**REQUIREMENT**
Exactly as written, print each record in the listing.

::::

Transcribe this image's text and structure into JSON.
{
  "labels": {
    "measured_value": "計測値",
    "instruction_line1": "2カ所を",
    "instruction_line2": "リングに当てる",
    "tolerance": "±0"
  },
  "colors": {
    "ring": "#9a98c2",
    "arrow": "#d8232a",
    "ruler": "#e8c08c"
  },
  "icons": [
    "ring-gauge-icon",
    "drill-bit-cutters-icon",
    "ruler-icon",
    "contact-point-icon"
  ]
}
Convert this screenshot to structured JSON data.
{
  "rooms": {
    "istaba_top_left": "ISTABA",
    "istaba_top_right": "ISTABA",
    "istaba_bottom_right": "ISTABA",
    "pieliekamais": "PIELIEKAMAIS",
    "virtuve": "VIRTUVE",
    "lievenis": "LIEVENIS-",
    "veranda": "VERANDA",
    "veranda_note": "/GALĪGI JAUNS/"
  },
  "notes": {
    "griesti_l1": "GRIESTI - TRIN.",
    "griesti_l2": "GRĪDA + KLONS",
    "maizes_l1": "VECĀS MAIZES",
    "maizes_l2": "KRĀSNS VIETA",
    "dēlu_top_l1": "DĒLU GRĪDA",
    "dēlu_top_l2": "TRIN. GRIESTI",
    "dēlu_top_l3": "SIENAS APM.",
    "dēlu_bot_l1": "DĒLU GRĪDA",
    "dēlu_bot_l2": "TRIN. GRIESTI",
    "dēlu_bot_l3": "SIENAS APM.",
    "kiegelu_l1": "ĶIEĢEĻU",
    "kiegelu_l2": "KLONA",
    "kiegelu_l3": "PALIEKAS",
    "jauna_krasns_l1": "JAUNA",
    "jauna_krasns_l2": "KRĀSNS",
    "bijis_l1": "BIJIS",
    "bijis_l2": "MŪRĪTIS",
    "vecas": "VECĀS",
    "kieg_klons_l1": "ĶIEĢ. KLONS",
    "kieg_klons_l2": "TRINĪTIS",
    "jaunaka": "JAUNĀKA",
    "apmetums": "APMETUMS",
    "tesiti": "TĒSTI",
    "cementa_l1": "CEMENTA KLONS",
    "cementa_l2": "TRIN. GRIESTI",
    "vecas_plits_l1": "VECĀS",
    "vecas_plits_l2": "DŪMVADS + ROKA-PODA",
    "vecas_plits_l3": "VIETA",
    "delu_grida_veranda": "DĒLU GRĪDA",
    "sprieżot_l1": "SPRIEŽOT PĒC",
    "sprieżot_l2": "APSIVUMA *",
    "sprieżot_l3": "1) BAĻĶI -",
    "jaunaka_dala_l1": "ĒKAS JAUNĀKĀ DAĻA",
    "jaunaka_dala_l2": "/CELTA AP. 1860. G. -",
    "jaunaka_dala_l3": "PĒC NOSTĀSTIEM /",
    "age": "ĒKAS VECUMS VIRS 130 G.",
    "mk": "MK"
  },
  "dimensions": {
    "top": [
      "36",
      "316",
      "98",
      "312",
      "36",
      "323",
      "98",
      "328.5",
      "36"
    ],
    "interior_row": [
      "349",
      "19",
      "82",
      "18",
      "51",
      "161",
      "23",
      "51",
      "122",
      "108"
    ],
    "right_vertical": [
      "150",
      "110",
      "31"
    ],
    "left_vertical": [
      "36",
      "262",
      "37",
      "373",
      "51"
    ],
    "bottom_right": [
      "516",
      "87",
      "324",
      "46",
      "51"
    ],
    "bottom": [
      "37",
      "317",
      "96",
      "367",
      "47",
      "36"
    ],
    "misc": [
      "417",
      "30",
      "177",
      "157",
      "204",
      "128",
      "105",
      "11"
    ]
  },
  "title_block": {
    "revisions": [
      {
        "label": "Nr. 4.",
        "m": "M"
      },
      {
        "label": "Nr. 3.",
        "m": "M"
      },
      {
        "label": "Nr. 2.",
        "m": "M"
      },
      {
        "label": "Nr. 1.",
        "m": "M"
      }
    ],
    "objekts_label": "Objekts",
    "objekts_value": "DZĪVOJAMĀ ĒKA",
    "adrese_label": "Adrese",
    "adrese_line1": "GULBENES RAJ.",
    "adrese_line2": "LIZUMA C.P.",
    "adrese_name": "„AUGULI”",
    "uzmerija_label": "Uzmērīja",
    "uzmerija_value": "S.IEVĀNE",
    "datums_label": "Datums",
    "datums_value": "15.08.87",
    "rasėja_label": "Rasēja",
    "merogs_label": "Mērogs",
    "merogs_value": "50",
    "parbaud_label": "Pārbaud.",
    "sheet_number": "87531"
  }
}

::::

**TASK RESPONSE**
Transcribe this image's text and structure into JSON.
{
  "labels": {
    "measured_value": "計測値",
    "instruction_line1": "2カ所を",
    "instruction_line2": "リングに当てる",
    "tolerance": "±0"
  },
  "colors": {
    "ring": "#9a98c2",
    "arrow": "#d8232a",
    "ruler": "#e8c08c"
  },
  "icons": [
    "ring-gauge-icon",
    "drill-bit-cutters-icon",
    "ruler-icon",
    "contact-point-icon"
  ]
}
Convert this screenshot to structured JSON data.
{
  "rooms": {
    "istaba_top_left": "ISTABA",
    "istaba_top_right": "ISTABA",
    "istaba_bottom_right": "ISTABA",
    "pieliekamais": "PIELIEKAMAIS",
    "virtuve": "VIRTUVE",
    "lievenis": "LIEVENIS-",
    "veranda": "VERANDA",
    "veranda_note": "/GALĪGI JAUNS/"
  },
  "notes": {
    "griesti_l1": "GRIESTI - TRIN.",
    "griesti_l2": "GRĪDA + KLONS",
    "maizes_l1": "VECĀS MAIZES",
    "maizes_l2": "KRĀSNS VIETA",
    "dēlu_top_l1": "DĒLU GRĪDA",
    "dēlu_top_l2": "TRIN. GRIESTI",
    "dēlu_top_l3": "SIENAS APM.",
    "dēlu_bot_l1": "DĒLU GRĪDA",
    "dēlu_bot_l2": "TRIN. GRIESTI",
    "dēlu_bot_l3": "SIENAS APM.",
    "kiegelu_l1": "ĶIEĢEĻU",
    "kiegelu_l2": "KLONA",
    "kiegelu_l3": "PALIEKAS",
    "jauna_krasns_l1": "JAUNA",
    "jauna_krasns_l2": "KRĀSNS",
    "bijis_l1": "BIJIS",
    "bijis_l2": "MŪRĪTIS",
    "vecas": "VECĀS",
    "kieg_klons_l1": "ĶIEĢ. KLONS",
    "kieg_klons_l2": "TRINĪTIS",
    "jaunaka": "JAUNĀKA",
    "apmetums": "APMETUMS",
    "tesiti": "TĒSTI",
    "cementa_l1": "CEMENTA KLONS",
    "cementa_l2": "TRIN. GRIESTI",
    "vecas_plits_l1": "VECĀS",
    "vecas_plits_l2": "DŪMVADS + ROKA-PODA",
    "vecas_plits_l3": "VIETA",
    "delu_grida_veranda": "DĒLU GRĪDA",
    "sprieżot_l1": "SPRIEŽOT PĒC",
    "sprieżot_l2": "APSIVUMA *",
    "sprieżot_l3": "1) BAĻĶI -",
    "jaunaka_dala_l1": "ĒKAS JAUNĀKĀ DAĻA",
    "jaunaka_dala_l2": "/CELTA AP. 1860. G. -",
    "jaunaka_dala_l3": "PĒC NOSTĀSTIEM /",
    "age": "ĒKAS VECUMS VIRS 130 G.",
    "mk": "MK"
  },
  "dimensions": {
    "top": [
      "36",
      "316",
      "98",
      "312",
      "36",
      "323",
      "98",
      "328.5",
      "36"
    ],
    "interior_row": [
      "349",
      "19",
      "82",
      "18",
      "51",
      "161",
      "23",
      "51",
      "122",
      "108"
    ],
    "right_vertical": [
      "150",
      "110",
      "31"
    ],
    "left_vertical": [
      "36",
      "262",
      "37",
      "373",
      "51"
    ],
    "bottom_right": [
      "516",
      "87",
      "324",
      "46",
      "51"
    ],
    "bottom": [
      "37",
      "317",
      "96",
      "367",
      "47",
      "36"
    ],
    "misc": [
      "417",
      "30",
      "177",
      "157",
      "204",
      "128",
      "105",
      "11"
    ]
  },
  "title_block": {
    "revisions": [
      {
        "label": "Nr. 4.",
        "m": "M"
      },
      {
        "label": "Nr. 3.",
        "m": "M"
      },
      {
        "label": "Nr. 2.",
        "m": "M"
      },
      {
        "label": "Nr. 1.",
        "m": "M"
      }
    ],
    "objekts_label": "Objekts",
    "objekts_value": "DZĪVOJAMĀ ĒKA",
    "adrese_label": "Adrese",
    "adrese_line1": "GULBENES RAJ.",
    "adrese_line2": "LIZUMA C.P.",
    "adrese_name": "„AUGULI”",
    "uzmerija_label": "Uzmērīja",
    "uzmerija_value": "S.IEVĀNE",
    "datums_label": "Datums",
    "datums_value": "15.08.87",
    "rasėja_label": "Rasēja",
    "merogs_label": "Mērogs",
    "merogs_value": "50",
    "parbaud_label": "Pārbaud.",
    "sheet_number": "87531"
  }
}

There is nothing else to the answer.